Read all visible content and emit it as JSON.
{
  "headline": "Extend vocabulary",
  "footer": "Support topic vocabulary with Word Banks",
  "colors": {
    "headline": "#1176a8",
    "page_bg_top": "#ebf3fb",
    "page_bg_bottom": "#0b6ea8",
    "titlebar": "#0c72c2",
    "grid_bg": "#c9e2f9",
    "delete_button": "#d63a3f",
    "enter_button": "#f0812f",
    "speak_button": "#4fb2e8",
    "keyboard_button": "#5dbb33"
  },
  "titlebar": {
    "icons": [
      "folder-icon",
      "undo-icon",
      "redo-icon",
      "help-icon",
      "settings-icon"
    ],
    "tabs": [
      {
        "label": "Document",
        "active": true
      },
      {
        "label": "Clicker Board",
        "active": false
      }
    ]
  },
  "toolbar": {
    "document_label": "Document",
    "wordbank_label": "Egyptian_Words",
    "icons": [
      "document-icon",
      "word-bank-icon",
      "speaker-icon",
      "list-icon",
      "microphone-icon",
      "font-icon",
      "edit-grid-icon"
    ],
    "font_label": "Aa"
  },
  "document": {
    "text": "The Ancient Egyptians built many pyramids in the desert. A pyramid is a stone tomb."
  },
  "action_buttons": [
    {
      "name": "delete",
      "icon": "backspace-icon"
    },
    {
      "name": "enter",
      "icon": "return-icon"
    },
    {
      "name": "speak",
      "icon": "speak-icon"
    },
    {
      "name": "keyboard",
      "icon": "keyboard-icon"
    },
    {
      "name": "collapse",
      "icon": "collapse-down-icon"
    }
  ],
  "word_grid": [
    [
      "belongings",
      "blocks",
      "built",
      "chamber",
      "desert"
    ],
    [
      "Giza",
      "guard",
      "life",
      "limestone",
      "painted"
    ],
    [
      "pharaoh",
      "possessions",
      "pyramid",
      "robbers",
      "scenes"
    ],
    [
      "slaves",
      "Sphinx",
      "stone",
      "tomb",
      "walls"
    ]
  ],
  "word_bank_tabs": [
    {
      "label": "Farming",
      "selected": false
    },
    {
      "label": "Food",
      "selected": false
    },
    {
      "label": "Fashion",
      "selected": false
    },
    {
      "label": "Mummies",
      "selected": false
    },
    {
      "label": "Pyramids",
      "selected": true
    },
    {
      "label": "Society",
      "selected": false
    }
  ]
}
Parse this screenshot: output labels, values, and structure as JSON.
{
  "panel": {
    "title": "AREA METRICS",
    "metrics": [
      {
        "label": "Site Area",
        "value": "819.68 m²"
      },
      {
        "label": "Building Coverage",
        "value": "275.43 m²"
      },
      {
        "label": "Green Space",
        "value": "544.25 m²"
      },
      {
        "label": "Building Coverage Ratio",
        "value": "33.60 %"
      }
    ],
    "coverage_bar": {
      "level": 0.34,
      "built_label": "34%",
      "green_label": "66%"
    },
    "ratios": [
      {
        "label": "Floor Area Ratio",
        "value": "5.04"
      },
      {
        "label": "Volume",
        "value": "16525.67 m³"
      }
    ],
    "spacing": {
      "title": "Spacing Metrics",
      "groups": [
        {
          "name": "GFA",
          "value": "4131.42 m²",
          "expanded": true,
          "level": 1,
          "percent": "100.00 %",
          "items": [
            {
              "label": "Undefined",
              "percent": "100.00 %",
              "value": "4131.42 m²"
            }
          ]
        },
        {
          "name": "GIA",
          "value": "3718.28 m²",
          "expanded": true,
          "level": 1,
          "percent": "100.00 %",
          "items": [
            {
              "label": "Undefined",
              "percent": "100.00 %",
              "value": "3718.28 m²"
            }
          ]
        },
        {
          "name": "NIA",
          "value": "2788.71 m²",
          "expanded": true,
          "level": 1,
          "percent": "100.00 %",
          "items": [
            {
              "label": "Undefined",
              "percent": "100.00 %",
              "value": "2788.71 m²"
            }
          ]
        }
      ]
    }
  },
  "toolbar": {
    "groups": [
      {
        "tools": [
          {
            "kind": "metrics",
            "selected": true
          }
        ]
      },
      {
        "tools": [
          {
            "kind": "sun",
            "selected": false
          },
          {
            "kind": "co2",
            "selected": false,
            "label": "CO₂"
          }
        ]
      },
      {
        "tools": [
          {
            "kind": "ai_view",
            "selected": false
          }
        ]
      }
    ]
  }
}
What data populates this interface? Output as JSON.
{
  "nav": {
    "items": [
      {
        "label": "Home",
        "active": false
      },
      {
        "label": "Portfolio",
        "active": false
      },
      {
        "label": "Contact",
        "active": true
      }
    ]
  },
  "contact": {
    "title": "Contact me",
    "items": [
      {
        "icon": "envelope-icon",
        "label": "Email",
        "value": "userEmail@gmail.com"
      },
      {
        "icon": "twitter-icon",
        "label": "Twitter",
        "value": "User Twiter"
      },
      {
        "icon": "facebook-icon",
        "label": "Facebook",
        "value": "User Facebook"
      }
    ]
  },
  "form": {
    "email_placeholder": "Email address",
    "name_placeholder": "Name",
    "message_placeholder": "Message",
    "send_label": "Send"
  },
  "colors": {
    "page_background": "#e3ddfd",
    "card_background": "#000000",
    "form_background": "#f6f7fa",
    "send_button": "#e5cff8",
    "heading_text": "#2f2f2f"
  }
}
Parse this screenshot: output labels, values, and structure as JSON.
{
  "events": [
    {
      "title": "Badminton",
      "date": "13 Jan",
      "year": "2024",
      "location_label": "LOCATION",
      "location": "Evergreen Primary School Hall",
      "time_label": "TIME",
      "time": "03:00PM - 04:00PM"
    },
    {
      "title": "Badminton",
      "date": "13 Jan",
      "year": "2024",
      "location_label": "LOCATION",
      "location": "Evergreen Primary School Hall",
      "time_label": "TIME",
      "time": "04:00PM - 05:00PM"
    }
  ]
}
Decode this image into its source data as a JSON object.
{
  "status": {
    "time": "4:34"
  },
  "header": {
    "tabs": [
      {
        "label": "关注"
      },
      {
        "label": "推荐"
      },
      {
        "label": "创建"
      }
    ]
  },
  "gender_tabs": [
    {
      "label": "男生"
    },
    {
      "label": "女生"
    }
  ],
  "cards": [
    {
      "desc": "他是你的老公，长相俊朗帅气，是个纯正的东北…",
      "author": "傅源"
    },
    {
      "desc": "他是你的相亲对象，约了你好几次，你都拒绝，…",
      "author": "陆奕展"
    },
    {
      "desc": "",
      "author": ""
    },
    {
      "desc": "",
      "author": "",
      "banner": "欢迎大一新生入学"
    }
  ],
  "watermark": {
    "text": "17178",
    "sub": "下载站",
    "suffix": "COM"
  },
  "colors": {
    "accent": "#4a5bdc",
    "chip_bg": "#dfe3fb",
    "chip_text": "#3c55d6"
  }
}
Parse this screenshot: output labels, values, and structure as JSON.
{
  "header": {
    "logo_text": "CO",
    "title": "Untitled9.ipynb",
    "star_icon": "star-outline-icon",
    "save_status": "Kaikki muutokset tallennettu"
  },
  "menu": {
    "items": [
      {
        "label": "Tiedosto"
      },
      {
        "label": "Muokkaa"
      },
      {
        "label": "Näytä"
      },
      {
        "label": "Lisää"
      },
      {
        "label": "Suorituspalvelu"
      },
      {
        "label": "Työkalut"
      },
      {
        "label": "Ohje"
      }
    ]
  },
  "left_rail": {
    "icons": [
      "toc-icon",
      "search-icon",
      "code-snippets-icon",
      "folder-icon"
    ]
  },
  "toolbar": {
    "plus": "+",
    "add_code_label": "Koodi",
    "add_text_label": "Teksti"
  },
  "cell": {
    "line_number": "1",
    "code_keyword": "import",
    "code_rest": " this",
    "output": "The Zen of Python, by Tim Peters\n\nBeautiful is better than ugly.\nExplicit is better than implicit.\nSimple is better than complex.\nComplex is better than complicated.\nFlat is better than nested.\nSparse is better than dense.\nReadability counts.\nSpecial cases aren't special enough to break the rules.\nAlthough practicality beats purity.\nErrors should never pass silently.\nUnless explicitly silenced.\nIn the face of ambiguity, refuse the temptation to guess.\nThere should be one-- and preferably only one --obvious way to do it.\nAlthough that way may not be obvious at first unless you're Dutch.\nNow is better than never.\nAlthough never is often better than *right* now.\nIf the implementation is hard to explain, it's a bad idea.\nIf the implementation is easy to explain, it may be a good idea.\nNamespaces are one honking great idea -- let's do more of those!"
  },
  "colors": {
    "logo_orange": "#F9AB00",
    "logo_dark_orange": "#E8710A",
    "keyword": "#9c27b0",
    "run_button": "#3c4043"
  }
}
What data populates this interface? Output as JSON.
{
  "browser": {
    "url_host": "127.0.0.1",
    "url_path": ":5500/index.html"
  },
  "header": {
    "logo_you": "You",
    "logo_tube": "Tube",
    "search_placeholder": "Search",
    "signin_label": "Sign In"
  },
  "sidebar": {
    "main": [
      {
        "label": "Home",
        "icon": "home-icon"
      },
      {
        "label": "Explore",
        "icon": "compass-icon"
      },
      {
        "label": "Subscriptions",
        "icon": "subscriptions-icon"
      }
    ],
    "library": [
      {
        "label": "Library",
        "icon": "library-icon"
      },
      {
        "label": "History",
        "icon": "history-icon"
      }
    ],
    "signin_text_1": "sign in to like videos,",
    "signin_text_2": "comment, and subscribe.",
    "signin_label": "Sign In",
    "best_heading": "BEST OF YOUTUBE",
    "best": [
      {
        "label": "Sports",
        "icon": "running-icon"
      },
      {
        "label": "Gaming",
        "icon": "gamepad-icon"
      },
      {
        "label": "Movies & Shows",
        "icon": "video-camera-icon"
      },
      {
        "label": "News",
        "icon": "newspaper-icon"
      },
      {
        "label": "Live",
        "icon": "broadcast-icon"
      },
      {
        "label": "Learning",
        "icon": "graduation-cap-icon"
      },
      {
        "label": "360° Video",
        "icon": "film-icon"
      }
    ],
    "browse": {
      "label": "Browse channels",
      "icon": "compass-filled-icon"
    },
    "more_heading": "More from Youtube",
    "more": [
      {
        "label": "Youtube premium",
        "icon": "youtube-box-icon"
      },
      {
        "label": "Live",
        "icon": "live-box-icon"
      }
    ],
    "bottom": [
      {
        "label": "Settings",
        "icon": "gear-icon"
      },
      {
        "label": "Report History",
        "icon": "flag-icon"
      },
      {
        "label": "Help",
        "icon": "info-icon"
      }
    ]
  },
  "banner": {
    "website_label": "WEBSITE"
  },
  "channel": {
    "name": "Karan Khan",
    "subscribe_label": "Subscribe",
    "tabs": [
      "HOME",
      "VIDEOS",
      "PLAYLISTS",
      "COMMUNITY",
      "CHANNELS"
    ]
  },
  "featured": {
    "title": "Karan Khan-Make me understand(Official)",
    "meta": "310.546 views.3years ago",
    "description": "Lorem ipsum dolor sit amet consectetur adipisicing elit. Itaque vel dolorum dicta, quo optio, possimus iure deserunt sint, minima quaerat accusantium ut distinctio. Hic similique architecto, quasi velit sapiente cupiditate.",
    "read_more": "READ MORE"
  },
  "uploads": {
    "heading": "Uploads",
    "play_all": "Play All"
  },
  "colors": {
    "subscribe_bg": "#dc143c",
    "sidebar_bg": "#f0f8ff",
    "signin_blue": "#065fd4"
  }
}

──────────────────────────────

In the entries above, find every line with the word "Khan" and list it.

Output for this exercise:
    "name": "Karan Khan",
    "title": "Karan Khan-Make me understand(Official)",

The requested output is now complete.